= Written problem =
In the data below, find every line that has the string "para", and copy it.
= = =
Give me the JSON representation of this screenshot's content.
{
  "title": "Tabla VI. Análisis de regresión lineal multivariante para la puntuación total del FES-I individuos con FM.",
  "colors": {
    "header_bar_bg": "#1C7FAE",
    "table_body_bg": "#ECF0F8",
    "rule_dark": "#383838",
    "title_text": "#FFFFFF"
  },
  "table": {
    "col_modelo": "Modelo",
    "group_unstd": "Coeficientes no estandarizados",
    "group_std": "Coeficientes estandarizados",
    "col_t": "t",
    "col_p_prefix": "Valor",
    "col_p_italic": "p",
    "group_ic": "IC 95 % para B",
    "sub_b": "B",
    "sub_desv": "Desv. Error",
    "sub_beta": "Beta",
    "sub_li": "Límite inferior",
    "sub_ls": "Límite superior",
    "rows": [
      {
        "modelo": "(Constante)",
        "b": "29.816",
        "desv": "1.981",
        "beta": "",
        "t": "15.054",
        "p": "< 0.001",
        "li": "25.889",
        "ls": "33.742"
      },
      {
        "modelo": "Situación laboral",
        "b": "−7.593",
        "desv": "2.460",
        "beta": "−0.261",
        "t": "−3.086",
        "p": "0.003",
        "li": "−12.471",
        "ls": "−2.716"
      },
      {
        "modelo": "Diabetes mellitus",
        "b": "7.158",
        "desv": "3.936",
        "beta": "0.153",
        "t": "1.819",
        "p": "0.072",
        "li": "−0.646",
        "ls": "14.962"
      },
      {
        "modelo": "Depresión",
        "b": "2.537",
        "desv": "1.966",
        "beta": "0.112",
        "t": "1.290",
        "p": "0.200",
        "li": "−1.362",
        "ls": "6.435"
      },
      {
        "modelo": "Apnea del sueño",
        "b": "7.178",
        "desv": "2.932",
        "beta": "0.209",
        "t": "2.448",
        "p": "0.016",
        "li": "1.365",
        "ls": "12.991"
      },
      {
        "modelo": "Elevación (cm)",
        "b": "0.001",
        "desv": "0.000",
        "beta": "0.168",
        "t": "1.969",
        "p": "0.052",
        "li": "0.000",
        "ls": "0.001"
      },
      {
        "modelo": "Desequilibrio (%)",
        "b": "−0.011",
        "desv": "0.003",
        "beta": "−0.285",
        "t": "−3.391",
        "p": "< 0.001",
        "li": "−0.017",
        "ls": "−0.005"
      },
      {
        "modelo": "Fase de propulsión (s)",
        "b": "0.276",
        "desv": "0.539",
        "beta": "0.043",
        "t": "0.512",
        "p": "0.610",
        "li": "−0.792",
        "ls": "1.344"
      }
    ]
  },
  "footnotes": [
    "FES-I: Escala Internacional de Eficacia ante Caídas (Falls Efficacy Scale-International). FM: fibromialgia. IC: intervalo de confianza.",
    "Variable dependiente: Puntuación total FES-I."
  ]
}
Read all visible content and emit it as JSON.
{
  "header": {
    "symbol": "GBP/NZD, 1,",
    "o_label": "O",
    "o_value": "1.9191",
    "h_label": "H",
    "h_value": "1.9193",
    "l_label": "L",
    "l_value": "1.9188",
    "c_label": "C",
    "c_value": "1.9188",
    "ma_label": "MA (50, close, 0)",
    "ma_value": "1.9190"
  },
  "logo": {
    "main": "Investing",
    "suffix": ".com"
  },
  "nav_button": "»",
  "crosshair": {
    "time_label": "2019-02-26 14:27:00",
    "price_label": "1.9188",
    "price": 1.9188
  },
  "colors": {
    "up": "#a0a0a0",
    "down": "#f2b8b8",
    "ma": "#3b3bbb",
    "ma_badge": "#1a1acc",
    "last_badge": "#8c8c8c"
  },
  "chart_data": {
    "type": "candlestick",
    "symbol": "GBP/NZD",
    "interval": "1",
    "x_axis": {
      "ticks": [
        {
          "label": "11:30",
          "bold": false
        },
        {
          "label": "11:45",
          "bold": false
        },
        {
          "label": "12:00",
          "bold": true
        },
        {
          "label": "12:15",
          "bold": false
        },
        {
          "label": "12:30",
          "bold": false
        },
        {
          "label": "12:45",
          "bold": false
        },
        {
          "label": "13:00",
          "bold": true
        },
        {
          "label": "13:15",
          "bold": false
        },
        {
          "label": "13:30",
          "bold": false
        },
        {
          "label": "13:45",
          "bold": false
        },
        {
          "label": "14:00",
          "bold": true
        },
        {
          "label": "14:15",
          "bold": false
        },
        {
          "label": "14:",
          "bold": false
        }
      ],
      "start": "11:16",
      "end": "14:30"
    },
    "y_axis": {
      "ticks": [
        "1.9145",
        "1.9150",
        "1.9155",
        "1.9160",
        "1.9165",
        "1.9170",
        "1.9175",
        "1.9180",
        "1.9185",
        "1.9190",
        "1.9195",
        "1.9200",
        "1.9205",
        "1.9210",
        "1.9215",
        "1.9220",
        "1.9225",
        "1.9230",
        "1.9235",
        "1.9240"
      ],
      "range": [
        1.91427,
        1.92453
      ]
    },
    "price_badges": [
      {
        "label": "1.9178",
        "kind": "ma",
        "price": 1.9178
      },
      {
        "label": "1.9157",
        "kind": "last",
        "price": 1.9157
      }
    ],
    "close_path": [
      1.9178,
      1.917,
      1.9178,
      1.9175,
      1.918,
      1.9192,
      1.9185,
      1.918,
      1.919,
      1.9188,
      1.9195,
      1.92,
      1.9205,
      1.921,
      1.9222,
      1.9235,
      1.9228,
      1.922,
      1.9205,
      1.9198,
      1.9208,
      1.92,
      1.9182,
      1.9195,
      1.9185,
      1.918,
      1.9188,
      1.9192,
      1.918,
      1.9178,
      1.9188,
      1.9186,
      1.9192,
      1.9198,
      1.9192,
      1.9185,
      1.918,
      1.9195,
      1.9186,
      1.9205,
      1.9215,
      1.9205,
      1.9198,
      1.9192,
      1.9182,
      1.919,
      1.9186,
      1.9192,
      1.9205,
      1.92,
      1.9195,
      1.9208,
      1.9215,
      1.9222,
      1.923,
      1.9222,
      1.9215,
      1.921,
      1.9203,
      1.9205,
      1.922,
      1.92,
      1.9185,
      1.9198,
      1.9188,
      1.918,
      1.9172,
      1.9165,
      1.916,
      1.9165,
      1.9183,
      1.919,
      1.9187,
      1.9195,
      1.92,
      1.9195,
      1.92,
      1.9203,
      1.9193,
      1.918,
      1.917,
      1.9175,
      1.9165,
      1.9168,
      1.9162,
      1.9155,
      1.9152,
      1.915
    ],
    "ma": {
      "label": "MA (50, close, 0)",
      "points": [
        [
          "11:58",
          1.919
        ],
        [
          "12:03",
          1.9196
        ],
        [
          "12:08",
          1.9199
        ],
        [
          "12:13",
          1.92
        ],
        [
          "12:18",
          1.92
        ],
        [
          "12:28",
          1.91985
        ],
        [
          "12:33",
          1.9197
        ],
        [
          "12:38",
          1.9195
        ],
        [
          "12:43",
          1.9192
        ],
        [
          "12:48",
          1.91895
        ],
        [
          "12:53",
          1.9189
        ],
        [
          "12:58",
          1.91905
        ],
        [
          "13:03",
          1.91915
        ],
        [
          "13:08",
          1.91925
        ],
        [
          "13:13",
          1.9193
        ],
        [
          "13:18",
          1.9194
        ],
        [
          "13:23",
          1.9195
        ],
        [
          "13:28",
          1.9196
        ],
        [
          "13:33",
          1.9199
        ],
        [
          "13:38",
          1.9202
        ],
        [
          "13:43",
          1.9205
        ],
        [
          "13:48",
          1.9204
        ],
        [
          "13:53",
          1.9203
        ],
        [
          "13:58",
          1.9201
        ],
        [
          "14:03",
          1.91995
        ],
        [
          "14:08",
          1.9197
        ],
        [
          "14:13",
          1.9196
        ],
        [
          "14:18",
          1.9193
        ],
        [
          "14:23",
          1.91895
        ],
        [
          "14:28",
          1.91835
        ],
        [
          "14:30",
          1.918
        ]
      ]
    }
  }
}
= = =
= Output of the task =
  "title": "Tabla VI. Análisis de regresión lineal multivariante para la puntuación total del FES-I individuos con FM.",
    "group_ic": "IC 95 % para B",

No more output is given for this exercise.